Aim of the exercise: Write the listing below out again exactly, dropping the images.

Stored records

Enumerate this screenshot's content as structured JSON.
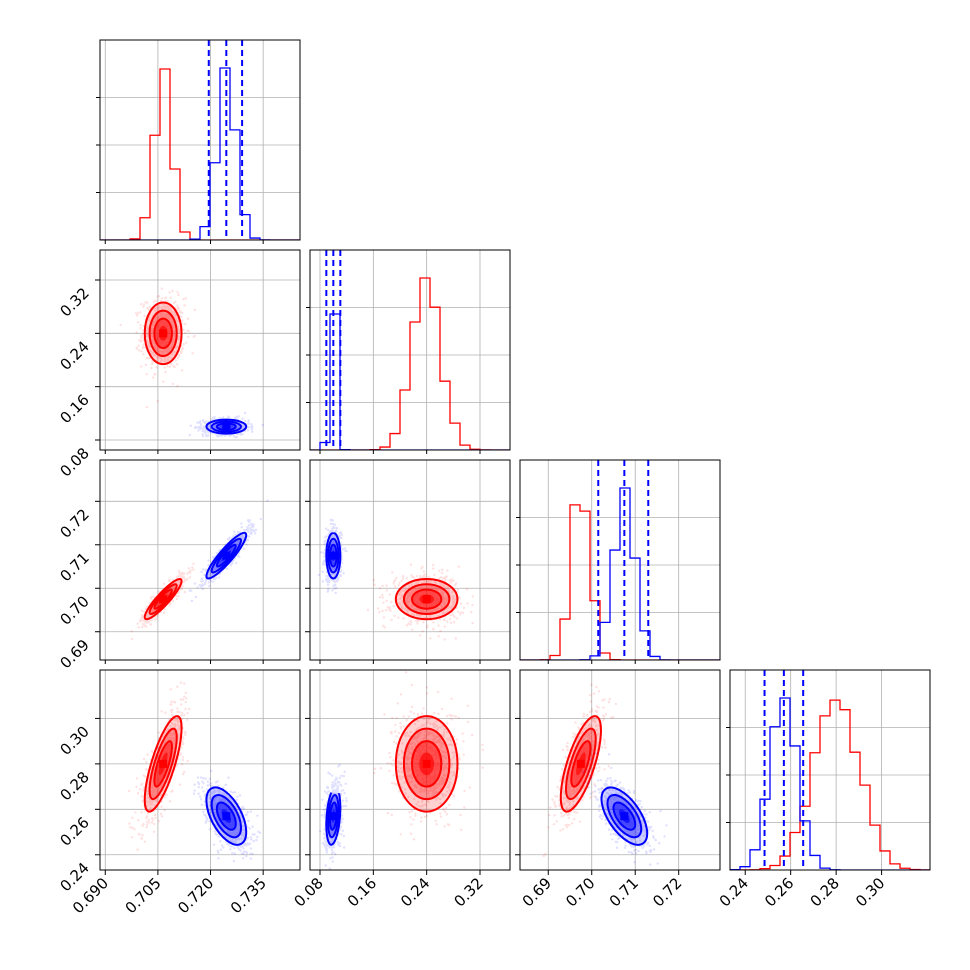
{
  "chart_data": {
    "type": "corner",
    "parameters": 4,
    "colors": {
      "red": "#ff0000",
      "blue": "#0000ff"
    },
    "grid": true,
    "tick_labels": {
      "p0": [
        "0.690",
        "0.705",
        "0.720",
        "0.735"
      ],
      "p1": [
        "0.08",
        "0.16",
        "0.24",
        "0.32"
      ],
      "p2": [
        "0.69",
        "0.70",
        "0.71",
        "0.72"
      ],
      "p3": [
        "0.24",
        "0.26",
        "0.28",
        "0.30"
      ]
    },
    "ranges": {
      "p0": [
        0.6885,
        0.7455
      ],
      "p1": [
        0.065,
        0.365
      ],
      "p2": [
        0.6835,
        0.7295
      ],
      "p3": [
        0.2333,
        0.3213
      ]
    },
    "series": [
      {
        "color": "red",
        "means": [
          0.7065,
          0.24,
          0.6975,
          0.28
        ],
        "sds": [
          0.0025,
          0.022,
          0.0022,
          0.01
        ],
        "correlations": {
          "0-1": 0,
          "0-2": 0.9,
          "0-3": 0.75,
          "1-2": 0,
          "1-3": 0,
          "2-3": 0.7
        }
      },
      {
        "color": "blue",
        "means": [
          0.7245,
          0.1,
          0.7075,
          0.257
        ],
        "sds": [
          0.0027,
          0.005,
          0.0025,
          0.006
        ],
        "correlations": {
          "0-1": 0,
          "0-2": 0.9,
          "0-3": -0.55,
          "1-2": 0,
          "1-3": 0.3,
          "2-3": -0.6
        },
        "quantile_lines": [
          [
            0.7195,
            0.7245,
            0.729
          ],
          [
            0.0895,
            0.1,
            0.1105
          ],
          [
            0.7015,
            0.7075,
            0.713
          ],
          [
            0.2485,
            0.257,
            0.2655
          ]
        ]
      }
    ]
  }
}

Answer to this exercise:
Enumerate this screenshot's content as structured JSON.
{
  "chart_data": {
    "type": "corner",
    "parameters": 4,
    "colors": {
      "red": "#ff0000",
      "blue": "#0000ff"
    },
    "grid": true,
    "tick_labels": {
      "p0": [
        "0.690",
        "0.705",
        "0.720",
        "0.735"
      ],
      "p1": [
        "0.08",
        "0.16",
        "0.24",
        "0.32"
      ],
      "p2": [
        "0.69",
        "0.70",
        "0.71",
        "0.72"
      ],
      "p3": [
        "0.24",
        "0.26",
        "0.28",
        "0.30"
      ]
    },
    "ranges": {
      "p0": [
        0.6885,
        0.7455
      ],
      "p1": [
        0.065,
        0.365
      ],
      "p2": [
        0.6835,
        0.7295
      ],
      "p3": [
        0.2333,
        0.3213
      ]
    },
    "series": [
      {
        "color": "red",
        "means": [
          0.7065,
          0.24,
          0.6975,
          0.28
        ],
        "sds": [
          0.0025,
          0.022,
          0.0022,
          0.01
        ],
        "correlations": {
          "0-1": 0,
          "0-2": 0.9,
          "0-3": 0.75,
          "1-2": 0,
          "1-3": 0,
          "2-3": 0.7
        }
      },
      {
        "color": "blue",
        "means": [
          0.7245,
          0.1,
          0.7075,
          0.257
        ],
        "sds": [
          0.0027,
          0.005,
          0.0025,
          0.006
        ],
        "correlations": {
          "0-1": 0,
          "0-2": 0.9,
          "0-3": -0.55,
          "1-2": 0,
          "1-3": 0.3,
          "2-3": -0.6
        },
        "quantile_lines": [
          [
            0.7195,
            0.7245,
            0.729
          ],
          [
            0.0895,
            0.1,
            0.1105
          ],
          [
            0.7015,
            0.7075,
            0.713
          ],
          [
            0.2485,
            0.257,
            0.2655
          ]
        ]
      }
    ]
  }
}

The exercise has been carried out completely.